WORK REQUIRED:
Read through the data and report every line in which the word "formeln" occurs.

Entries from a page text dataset
○ ○ ○ ○ ○ ○ ○

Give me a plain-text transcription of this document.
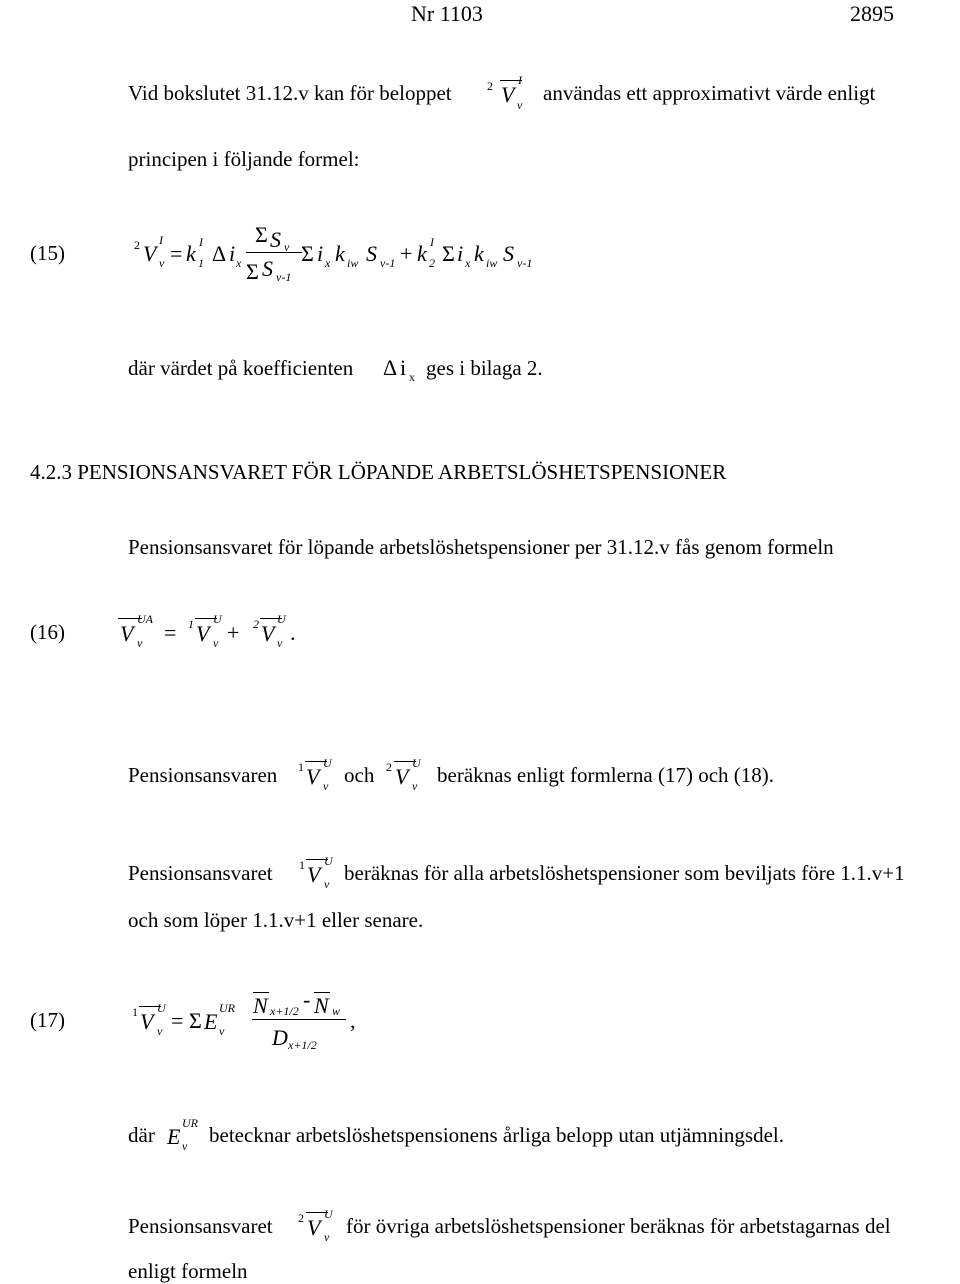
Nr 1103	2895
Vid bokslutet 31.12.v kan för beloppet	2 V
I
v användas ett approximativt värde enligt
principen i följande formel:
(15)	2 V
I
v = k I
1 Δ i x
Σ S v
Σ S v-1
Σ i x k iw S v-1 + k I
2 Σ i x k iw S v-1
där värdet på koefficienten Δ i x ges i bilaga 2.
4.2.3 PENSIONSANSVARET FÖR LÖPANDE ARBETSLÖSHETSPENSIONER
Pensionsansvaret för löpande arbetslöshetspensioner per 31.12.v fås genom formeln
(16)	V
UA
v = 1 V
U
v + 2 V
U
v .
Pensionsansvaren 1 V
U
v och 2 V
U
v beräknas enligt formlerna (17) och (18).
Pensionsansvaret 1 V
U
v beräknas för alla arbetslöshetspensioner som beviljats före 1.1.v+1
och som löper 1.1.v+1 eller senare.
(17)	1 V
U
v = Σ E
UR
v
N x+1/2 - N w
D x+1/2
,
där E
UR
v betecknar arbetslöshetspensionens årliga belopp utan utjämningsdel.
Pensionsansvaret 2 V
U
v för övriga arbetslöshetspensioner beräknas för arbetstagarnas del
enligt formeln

○ ○ ○ ○ ○ ○ ○

RESULT FOR THIS TASK:
Pensionsansvaret för löpande arbetslöshetspensioner per 31.12.v fås genom formeln
enligt formeln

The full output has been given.